- PROMPT: Without changing a character, return the entries, but not the images they hold.

## Begin

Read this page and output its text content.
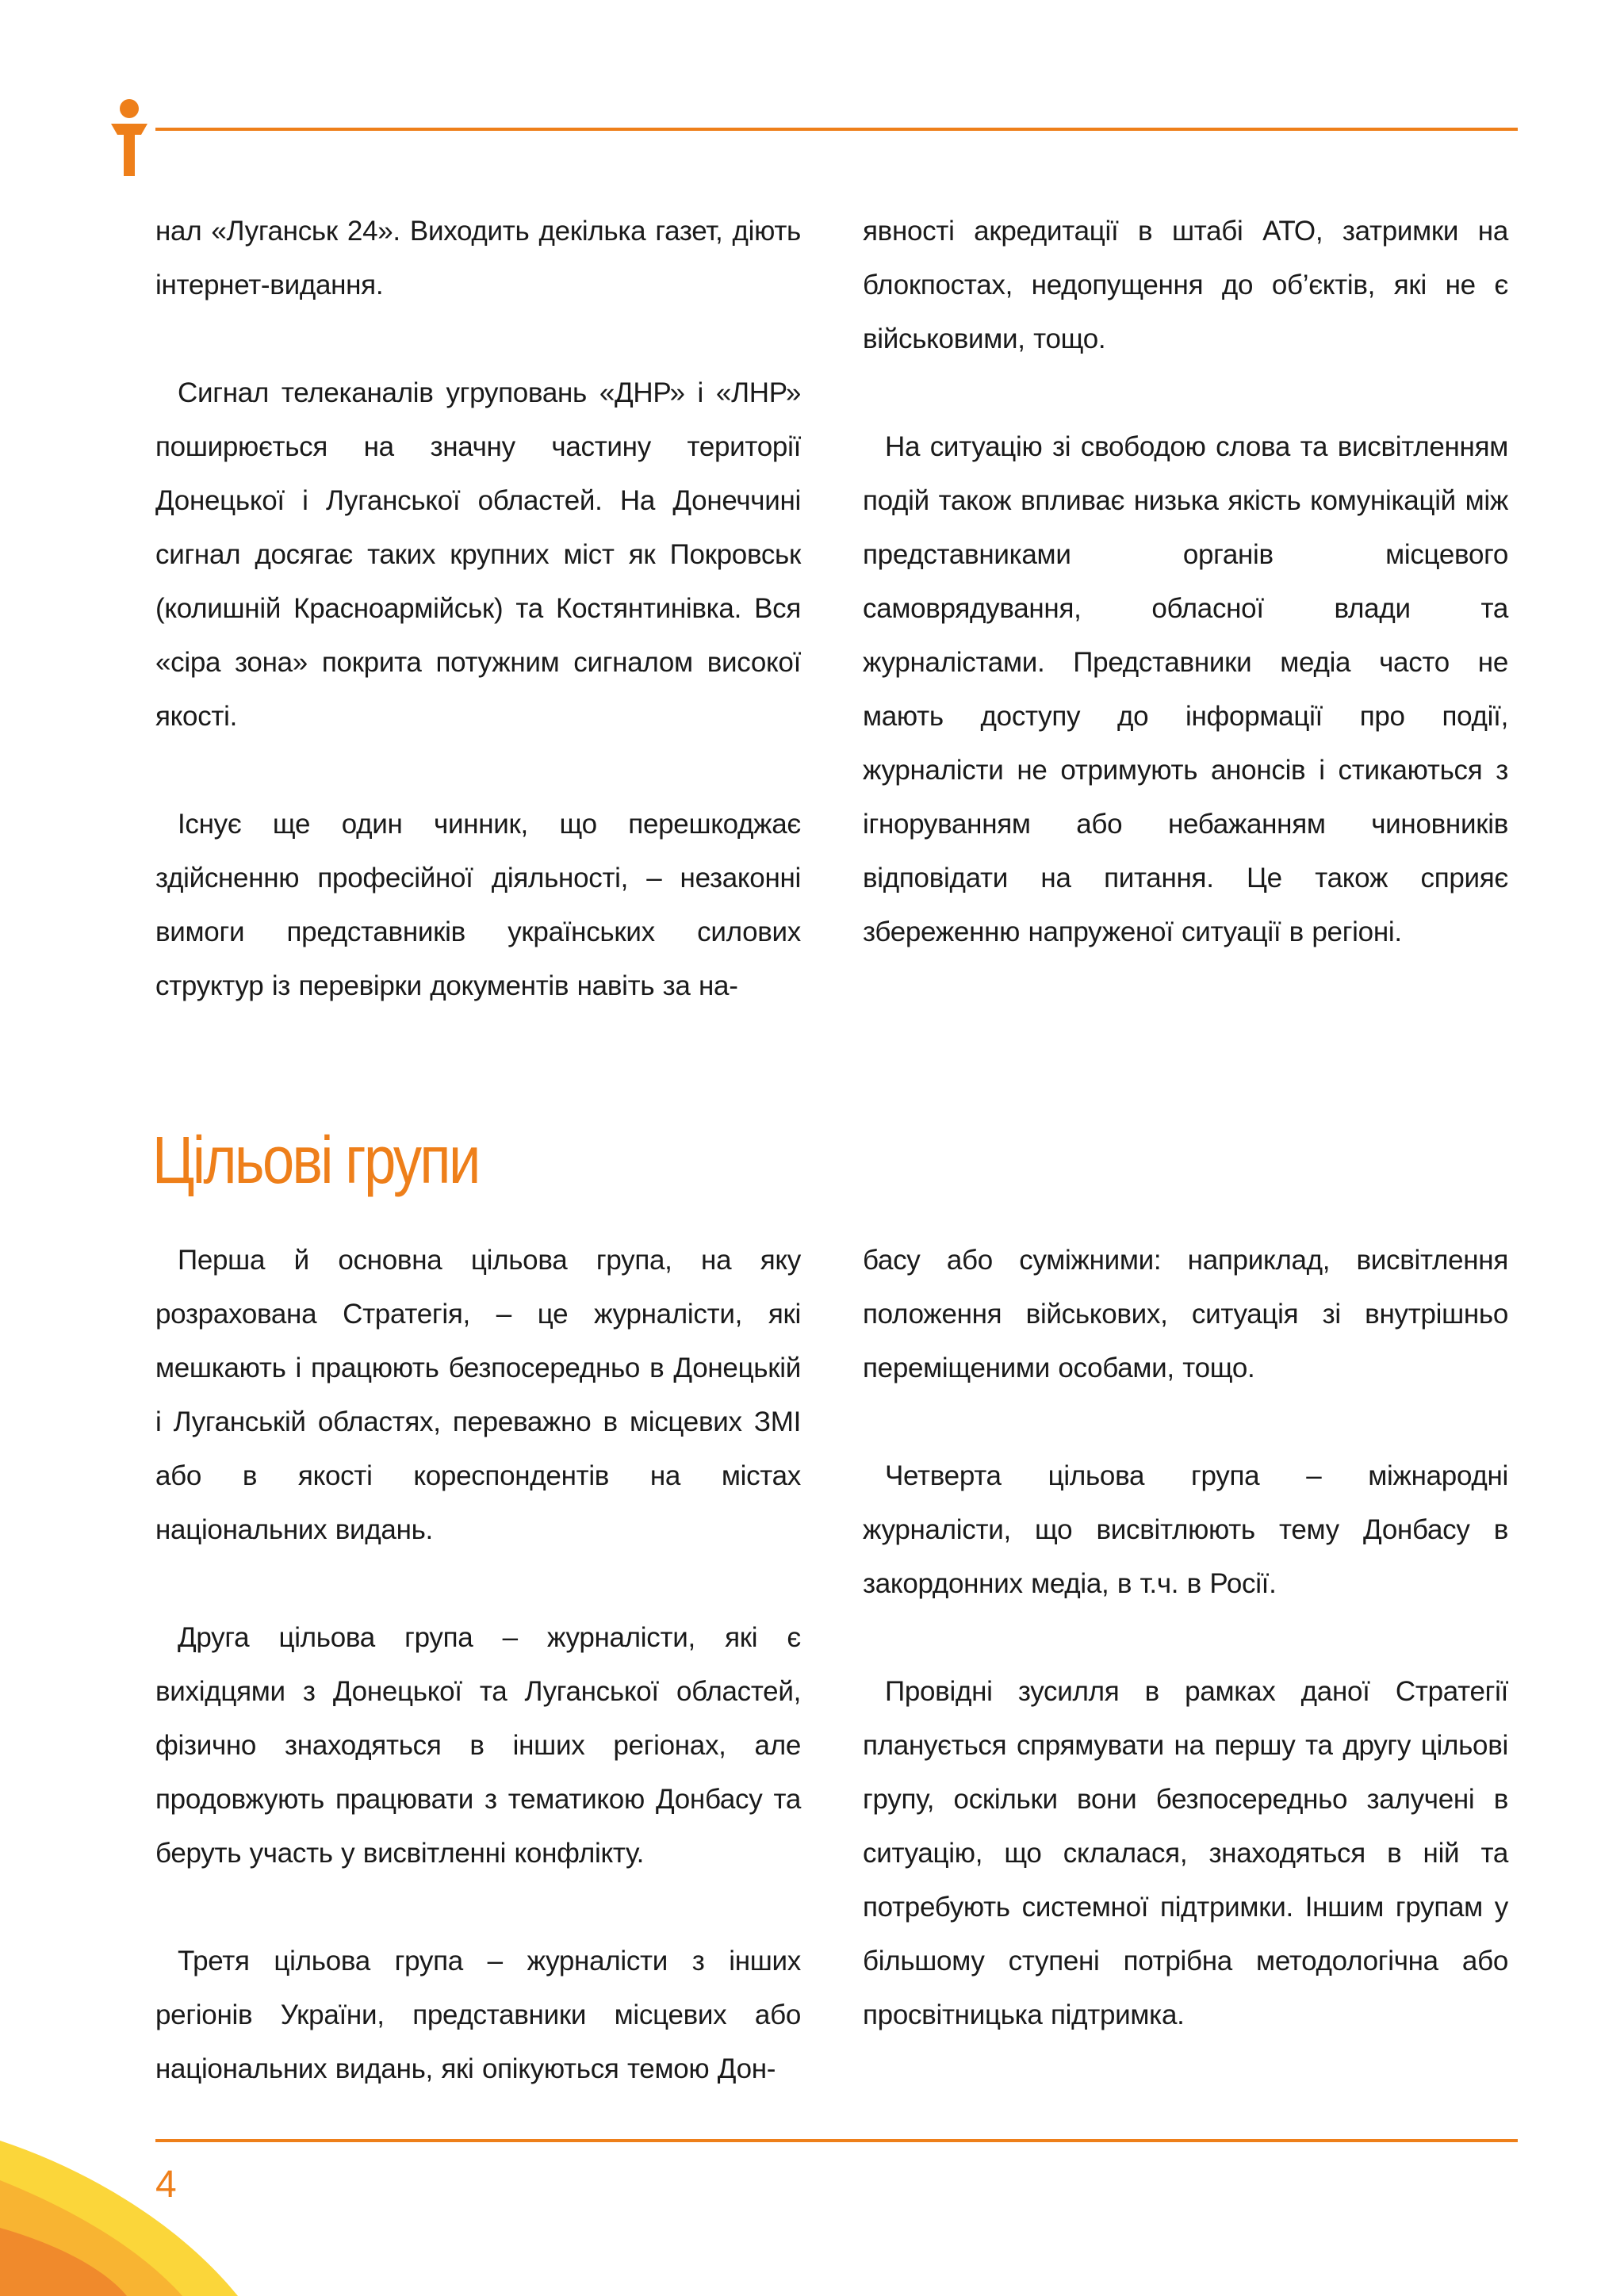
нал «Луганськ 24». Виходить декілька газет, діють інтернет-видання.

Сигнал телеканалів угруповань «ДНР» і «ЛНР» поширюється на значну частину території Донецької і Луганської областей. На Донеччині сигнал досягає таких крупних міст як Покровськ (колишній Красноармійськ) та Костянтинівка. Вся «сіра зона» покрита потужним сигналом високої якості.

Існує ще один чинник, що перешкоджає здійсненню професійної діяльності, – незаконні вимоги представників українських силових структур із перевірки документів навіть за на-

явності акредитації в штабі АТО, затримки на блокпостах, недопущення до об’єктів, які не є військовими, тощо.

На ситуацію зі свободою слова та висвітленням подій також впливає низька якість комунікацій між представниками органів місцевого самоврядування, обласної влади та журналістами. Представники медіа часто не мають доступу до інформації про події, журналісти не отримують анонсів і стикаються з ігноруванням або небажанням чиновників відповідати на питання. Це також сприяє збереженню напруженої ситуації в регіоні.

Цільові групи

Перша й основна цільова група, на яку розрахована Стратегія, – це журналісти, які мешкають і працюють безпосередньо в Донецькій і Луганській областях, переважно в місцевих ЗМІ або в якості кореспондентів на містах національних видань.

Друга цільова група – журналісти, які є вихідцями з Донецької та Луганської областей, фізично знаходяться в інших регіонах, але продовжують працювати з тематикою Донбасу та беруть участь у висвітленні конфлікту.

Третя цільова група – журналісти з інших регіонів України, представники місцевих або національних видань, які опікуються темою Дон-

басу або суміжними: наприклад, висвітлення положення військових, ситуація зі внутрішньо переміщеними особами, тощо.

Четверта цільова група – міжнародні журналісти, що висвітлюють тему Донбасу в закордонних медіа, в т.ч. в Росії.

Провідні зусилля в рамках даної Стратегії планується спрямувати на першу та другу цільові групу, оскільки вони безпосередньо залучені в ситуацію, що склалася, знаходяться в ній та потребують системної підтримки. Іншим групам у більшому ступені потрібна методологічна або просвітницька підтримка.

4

## End

- SOLUTION FOR THIS EXERCISE:
Read this page and output its text content.
нал «Луганськ 24». Виходить декілька газет, діють інтернет-видання.

Сигнал телеканалів угруповань «ДНР» і «ЛНР» поширюється на значну частину території Донецької і Луганської областей. На Донеччині сигнал досягає таких крупних міст як Покровськ (колишній Красноармійськ) та Костянтинівка. Вся «сіра зона» покрита потужним сигналом високої якості.

Існує ще один чинник, що перешкоджає здійсненню професійної діяльності, – незаконні вимоги представників українських силових структур із перевірки документів навіть за на-

явності акредитації в штабі АТО, затримки на блокпостах, недопущення до об’єктів, які не є військовими, тощо.

На ситуацію зі свободою слова та висвітленням подій також впливає низька якість комунікацій між представниками органів місцевого самоврядування, обласної влади та журналістами. Представники медіа часто не мають доступу до інформації про події, журналісти не отримують анонсів і стикаються з ігноруванням або небажанням чиновників відповідати на питання. Це також сприяє збереженню напруженої ситуації в регіоні.

Цільові групи

Перша й основна цільова група, на яку розрахована Стратегія, – це журналісти, які мешкають і працюють безпосередньо в Донецькій і Луганській областях, переважно в місцевих ЗМІ або в якості кореспондентів на містах національних видань.

Друга цільова група – журналісти, які є вихідцями з Донецької та Луганської областей, фізично знаходяться в інших регіонах, але продовжують працювати з тематикою Донбасу та беруть участь у висвітленні конфлікту.

Третя цільова група – журналісти з інших регіонів України, представники місцевих або національних видань, які опікуються темою Дон-

басу або суміжними: наприклад, висвітлення положення військових, ситуація зі внутрішньо переміщеними особами, тощо.

Четверта цільова група – міжнародні журналісти, що висвітлюють тему Донбасу в закордонних медіа, в т.ч. в Росії.

Провідні зусилля в рамках даної Стратегії планується спрямувати на першу та другу цільові групу, оскільки вони безпосередньо залучені в ситуацію, що склалася, знаходяться в ній та потребують системної підтримки. Іншим групам у більшому ступені потрібна методологічна або просвітницька підтримка.

4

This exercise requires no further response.